-- Start of Data --

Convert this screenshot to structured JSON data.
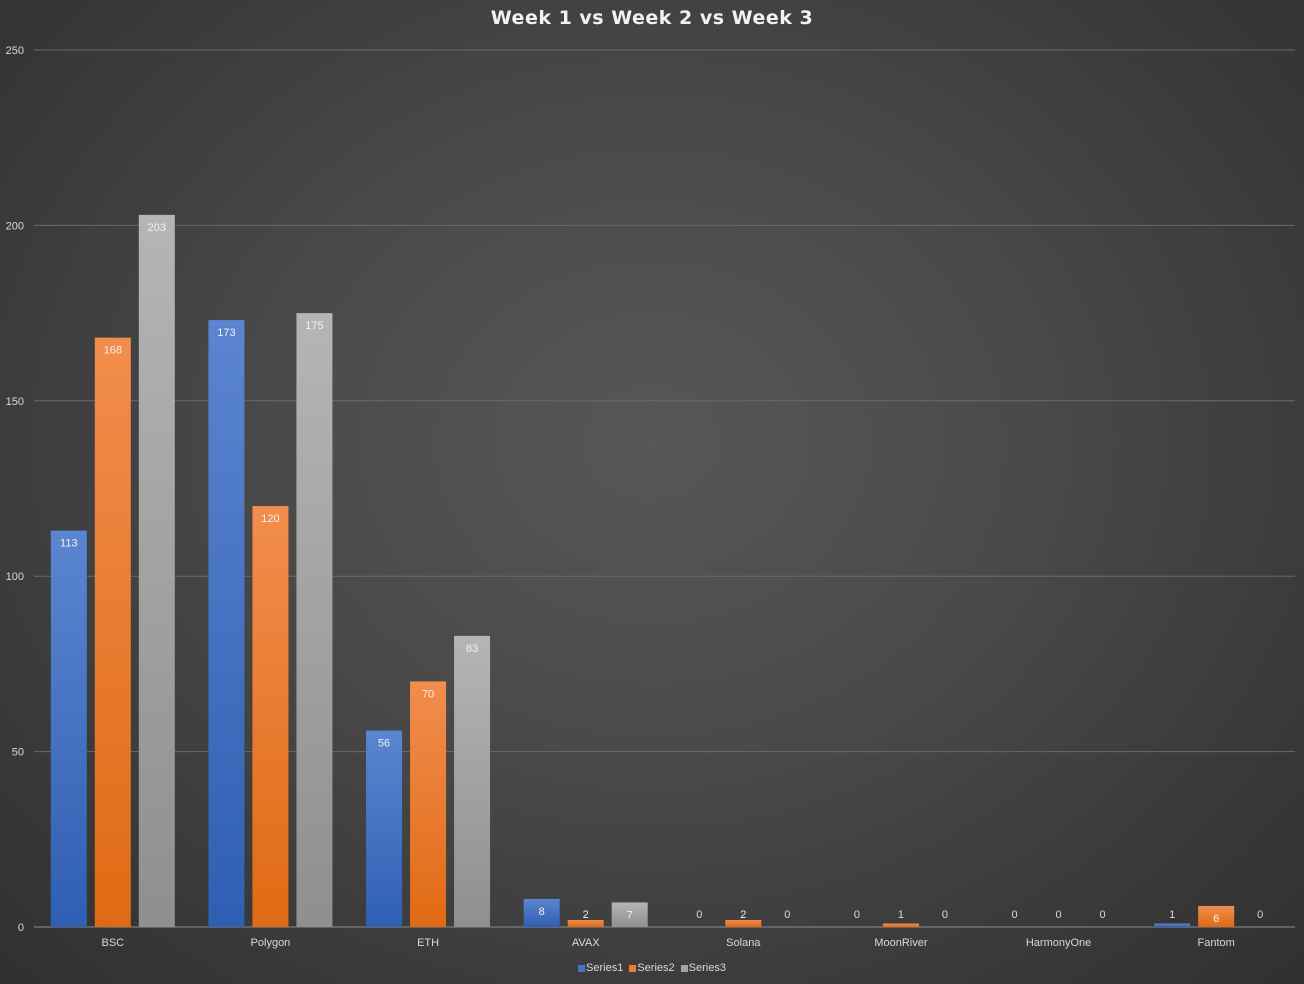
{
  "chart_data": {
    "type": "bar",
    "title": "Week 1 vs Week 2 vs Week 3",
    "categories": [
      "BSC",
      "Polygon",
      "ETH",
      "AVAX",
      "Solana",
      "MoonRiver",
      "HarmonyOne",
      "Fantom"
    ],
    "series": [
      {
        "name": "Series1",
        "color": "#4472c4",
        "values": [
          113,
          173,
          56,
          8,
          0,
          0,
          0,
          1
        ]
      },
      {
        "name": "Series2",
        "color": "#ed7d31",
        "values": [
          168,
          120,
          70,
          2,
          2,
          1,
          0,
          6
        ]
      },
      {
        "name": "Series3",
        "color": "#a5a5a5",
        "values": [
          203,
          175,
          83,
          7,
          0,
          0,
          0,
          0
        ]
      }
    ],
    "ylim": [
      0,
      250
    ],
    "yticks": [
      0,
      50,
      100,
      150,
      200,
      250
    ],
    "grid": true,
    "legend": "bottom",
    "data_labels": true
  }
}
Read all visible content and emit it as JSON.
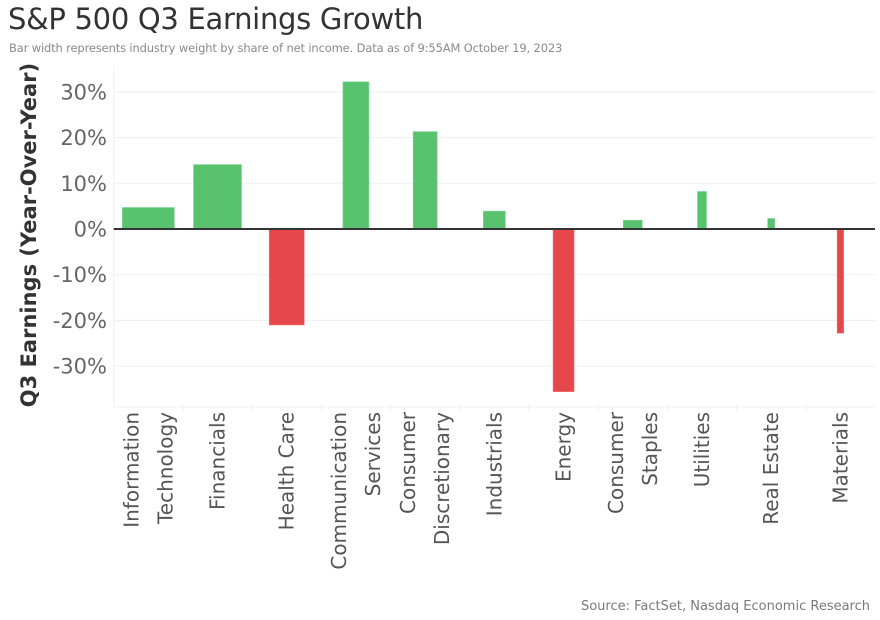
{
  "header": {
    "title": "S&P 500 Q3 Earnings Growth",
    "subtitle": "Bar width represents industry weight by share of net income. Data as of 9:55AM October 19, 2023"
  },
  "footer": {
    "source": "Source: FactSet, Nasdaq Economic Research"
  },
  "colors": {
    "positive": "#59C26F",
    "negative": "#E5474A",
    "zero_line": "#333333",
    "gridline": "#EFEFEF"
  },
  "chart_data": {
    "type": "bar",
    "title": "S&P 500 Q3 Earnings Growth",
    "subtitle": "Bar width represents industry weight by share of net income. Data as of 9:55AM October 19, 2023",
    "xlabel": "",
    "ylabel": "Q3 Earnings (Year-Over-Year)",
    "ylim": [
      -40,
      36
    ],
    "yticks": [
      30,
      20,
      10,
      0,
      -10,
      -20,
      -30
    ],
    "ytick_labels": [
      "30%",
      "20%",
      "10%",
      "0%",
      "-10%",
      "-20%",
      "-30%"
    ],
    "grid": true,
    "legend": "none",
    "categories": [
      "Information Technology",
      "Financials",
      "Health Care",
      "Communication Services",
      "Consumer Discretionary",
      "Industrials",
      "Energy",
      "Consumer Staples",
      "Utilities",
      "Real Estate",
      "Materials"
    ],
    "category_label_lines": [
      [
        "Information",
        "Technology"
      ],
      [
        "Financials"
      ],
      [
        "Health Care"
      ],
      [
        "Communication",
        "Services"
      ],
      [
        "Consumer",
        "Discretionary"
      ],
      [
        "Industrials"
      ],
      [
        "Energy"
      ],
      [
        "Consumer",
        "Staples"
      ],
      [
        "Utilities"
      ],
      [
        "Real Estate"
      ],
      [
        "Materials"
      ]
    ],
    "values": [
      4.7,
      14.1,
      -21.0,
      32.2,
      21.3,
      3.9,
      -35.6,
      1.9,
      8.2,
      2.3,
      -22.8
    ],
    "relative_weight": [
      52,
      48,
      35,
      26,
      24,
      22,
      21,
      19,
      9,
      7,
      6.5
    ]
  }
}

-- End of Data --

What to work on:
Without the images, write out each line of the data verbatim.

Task solution:
Convert this screenshot to structured JSON data.
{
  "chart_data": {
    "type": "bar",
    "title": "Week 1 vs Week 2 vs Week 3",
    "categories": [
      "BSC",
      "Polygon",
      "ETH",
      "AVAX",
      "Solana",
      "MoonRiver",
      "HarmonyOne",
      "Fantom"
    ],
    "series": [
      {
        "name": "Series1",
        "color": "#4472c4",
        "values": [
          113,
          173,
          56,
          8,
          0,
          0,
          0,
          1
        ]
      },
      {
        "name": "Series2",
        "color": "#ed7d31",
        "values": [
          168,
          120,
          70,
          2,
          2,
          1,
          0,
          6
        ]
      },
      {
        "name": "Series3",
        "color": "#a5a5a5",
        "values": [
          203,
          175,
          83,
          7,
          0,
          0,
          0,
          0
        ]
      }
    ],
    "ylim": [
      0,
      250
    ],
    "yticks": [
      0,
      50,
      100,
      150,
      200,
      250
    ],
    "grid": true,
    "legend": "bottom",
    "data_labels": true
  }
}
Read all visible content and emit it as JSON.
{
  "header": {
    "title": "S&P 500 Q3 Earnings Growth",
    "subtitle": "Bar width represents industry weight by share of net income. Data as of 9:55AM October 19, 2023"
  },
  "footer": {
    "source": "Source: FactSet, Nasdaq Economic Research"
  },
  "colors": {
    "positive": "#59C26F",
    "negative": "#E5474A",
    "zero_line": "#333333",
    "gridline": "#EFEFEF"
  },
  "chart_data": {
    "type": "bar",
    "title": "S&P 500 Q3 Earnings Growth",
    "subtitle": "Bar width represents industry weight by share of net income. Data as of 9:55AM October 19, 2023",
    "xlabel": "",
    "ylabel": "Q3 Earnings (Year-Over-Year)",
    "ylim": [
      -40,
      36
    ],
    "yticks": [
      30,
      20,
      10,
      0,
      -10,
      -20,
      -30
    ],
    "ytick_labels": [
      "30%",
      "20%",
      "10%",
      "0%",
      "-10%",
      "-20%",
      "-30%"
    ],
    "grid": true,
    "legend": "none",
    "categories": [
      "Information Technology",
      "Financials",
      "Health Care",
      "Communication Services",
      "Consumer Discretionary",
      "Industrials",
      "Energy",
      "Consumer Staples",
      "Utilities",
      "Real Estate",
      "Materials"
    ],
    "category_label_lines": [
      [
        "Information",
        "Technology"
      ],
      [
        "Financials"
      ],
      [
        "Health Care"
      ],
      [
        "Communication",
        "Services"
      ],
      [
        "Consumer",
        "Discretionary"
      ],
      [
        "Industrials"
      ],
      [
        "Energy"
      ],
      [
        "Consumer",
        "Staples"
      ],
      [
        "Utilities"
      ],
      [
        "Real Estate"
      ],
      [
        "Materials"
      ]
    ],
    "values": [
      4.7,
      14.1,
      -21.0,
      32.2,
      21.3,
      3.9,
      -35.6,
      1.9,
      8.2,
      2.3,
      -22.8
    ],
    "relative_weight": [
      52,
      48,
      35,
      26,
      24,
      22,
      21,
      19,
      9,
      7,
      6.5
    ]
  }
}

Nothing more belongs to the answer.